• [Work to do]:
Exactly repeat the material, dropping only the pictures.

• [Given entries]:
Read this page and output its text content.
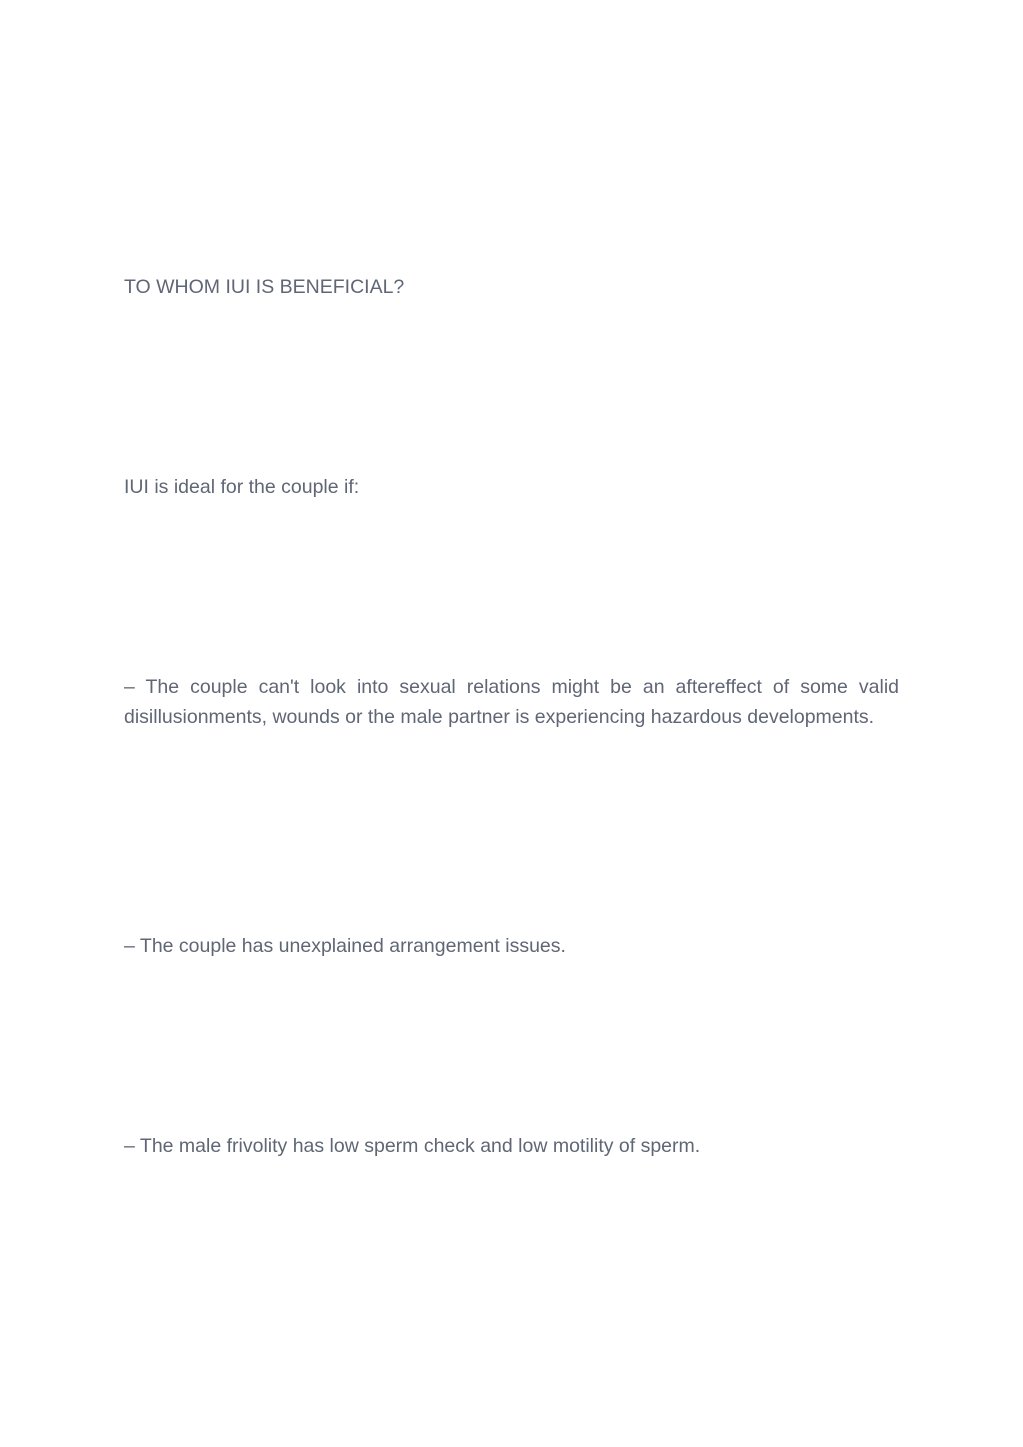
TO WHOM IUI IS BENEFICIAL?

IUI is ideal for the couple if:

– The couple can't look into sexual relations might be an aftereffect of some valid disillusionments, wounds or the male partner is experiencing hazardous developments.

– The couple has unexplained arrangement issues.

– The male frivolity has low sperm check and low motility of sperm.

• [Finished answer]:
Read this page and output its text content.
TO WHOM IUI IS BENEFICIAL?

IUI is ideal for the couple if:

– The couple can't look into sexual relations might be an aftereffect of some valid disillusionments, wounds or the male partner is experiencing hazardous developments.

– The couple has unexplained arrangement issues.

– The male frivolity has low sperm check and low motility of sperm.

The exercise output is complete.